• _WRITTEN INSTRUCTION_
Collect each line of the records containing the string "Canada".

• _Data records_
====================
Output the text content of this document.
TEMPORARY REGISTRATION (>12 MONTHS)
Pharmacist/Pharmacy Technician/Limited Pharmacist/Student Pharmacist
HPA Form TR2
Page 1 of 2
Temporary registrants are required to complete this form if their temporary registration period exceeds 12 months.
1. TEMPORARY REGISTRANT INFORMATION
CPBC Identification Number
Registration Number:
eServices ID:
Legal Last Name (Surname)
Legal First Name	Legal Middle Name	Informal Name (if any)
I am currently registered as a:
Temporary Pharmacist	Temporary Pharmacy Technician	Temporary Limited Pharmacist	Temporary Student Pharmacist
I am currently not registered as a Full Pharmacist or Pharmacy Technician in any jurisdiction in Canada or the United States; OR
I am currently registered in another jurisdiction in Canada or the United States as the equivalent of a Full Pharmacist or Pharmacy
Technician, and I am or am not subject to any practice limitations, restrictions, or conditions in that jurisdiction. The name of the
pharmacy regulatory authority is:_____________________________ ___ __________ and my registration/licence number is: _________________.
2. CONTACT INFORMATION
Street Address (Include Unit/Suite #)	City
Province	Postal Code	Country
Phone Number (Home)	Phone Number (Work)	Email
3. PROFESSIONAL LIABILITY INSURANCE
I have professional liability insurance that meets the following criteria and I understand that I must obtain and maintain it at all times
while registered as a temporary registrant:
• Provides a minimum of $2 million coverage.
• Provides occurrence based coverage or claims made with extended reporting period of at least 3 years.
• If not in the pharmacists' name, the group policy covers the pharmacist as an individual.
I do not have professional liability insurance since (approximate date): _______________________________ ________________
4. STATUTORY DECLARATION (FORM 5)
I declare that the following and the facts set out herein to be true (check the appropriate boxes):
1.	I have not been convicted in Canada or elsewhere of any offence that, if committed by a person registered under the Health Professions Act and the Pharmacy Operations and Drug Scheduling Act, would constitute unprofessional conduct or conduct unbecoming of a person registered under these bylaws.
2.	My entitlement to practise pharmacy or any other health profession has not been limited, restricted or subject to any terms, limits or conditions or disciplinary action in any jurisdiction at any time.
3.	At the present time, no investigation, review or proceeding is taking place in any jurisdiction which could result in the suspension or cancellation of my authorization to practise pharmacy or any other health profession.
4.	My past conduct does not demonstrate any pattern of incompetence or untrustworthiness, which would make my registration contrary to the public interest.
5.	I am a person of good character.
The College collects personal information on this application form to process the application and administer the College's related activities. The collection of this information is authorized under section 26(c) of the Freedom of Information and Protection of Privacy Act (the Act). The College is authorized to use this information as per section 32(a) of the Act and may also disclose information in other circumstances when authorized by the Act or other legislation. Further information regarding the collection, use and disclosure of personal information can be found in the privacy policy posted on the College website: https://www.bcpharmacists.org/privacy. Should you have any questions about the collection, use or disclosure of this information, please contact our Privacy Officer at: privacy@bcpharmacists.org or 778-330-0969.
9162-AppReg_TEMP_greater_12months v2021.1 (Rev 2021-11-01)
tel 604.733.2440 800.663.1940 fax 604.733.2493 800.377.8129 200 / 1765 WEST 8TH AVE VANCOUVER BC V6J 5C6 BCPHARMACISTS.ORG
====================
• _WRITTEN RESPONSE_
I am currently not registered as a Full Pharmacist or Pharmacy Technician in any jurisdiction in Canada or the United States; OR
I am currently registered in another jurisdiction in Canada or the United States as the equivalent of a Full Pharmacist or Pharmacy
1.	I have not been convicted in Canada or elsewhere of any offence that, if committed by a person registered under the Health Professions Act and the Pharmacy Operations and Drug Scheduling Act, would constitute unprofessional conduct or conduct unbecoming of a person registered under these bylaws.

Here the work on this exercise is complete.